++++ Source data ++++
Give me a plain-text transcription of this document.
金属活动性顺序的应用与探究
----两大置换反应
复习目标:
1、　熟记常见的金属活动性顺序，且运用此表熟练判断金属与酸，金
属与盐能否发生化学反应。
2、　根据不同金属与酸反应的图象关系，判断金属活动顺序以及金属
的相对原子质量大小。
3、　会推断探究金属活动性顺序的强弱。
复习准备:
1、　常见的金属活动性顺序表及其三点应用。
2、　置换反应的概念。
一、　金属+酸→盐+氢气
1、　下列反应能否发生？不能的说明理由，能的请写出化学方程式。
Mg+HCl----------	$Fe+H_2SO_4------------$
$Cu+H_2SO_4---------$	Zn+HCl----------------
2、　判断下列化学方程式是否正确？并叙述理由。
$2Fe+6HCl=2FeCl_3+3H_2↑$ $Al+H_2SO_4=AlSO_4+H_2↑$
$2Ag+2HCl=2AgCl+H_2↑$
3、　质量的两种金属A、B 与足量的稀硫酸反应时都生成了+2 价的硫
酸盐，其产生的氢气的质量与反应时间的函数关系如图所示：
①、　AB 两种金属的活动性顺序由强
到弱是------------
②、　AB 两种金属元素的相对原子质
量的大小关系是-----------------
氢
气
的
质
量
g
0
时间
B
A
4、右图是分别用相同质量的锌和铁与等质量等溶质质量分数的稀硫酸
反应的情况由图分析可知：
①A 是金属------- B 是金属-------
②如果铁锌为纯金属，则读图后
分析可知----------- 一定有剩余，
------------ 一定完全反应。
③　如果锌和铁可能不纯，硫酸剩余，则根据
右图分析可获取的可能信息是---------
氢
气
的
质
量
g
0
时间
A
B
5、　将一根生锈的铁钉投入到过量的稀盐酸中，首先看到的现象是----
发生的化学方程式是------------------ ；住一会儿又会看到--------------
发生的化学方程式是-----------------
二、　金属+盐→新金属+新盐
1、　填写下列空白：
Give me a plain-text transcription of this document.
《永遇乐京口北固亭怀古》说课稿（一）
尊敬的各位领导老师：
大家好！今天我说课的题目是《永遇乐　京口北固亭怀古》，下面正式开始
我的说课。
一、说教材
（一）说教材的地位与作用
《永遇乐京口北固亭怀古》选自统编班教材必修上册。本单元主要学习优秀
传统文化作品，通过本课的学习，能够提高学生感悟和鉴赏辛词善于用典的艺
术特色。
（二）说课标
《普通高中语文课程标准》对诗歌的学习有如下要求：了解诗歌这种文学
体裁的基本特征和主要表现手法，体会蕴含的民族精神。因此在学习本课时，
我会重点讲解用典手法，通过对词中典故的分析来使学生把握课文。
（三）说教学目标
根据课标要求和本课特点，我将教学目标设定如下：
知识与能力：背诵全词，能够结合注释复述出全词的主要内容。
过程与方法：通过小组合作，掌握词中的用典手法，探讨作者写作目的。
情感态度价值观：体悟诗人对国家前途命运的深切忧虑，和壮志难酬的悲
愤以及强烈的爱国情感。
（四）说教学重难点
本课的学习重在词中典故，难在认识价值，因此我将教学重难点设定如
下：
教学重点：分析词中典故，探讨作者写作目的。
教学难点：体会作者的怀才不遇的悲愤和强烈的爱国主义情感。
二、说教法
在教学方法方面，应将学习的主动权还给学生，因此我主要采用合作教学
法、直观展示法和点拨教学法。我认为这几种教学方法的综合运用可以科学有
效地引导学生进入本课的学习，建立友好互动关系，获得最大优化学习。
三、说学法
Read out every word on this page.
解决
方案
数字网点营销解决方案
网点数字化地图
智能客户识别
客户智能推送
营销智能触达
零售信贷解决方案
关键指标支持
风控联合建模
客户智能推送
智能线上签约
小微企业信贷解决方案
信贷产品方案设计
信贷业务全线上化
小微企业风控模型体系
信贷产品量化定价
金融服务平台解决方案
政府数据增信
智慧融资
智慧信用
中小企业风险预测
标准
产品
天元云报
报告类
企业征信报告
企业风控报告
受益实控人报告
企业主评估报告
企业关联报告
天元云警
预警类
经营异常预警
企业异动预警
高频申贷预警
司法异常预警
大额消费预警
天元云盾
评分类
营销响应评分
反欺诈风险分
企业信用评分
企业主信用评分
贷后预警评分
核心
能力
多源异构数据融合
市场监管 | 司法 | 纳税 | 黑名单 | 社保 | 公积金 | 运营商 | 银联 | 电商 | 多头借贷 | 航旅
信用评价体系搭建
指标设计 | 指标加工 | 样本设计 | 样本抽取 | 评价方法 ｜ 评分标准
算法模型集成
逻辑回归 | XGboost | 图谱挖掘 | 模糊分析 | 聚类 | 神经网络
++++
◆ **Work to complete**:
Check each line above for the string "永遇乐京口北固亭怀古" and report how many lines have it, giving only the number.

◆ **Solution below**:
2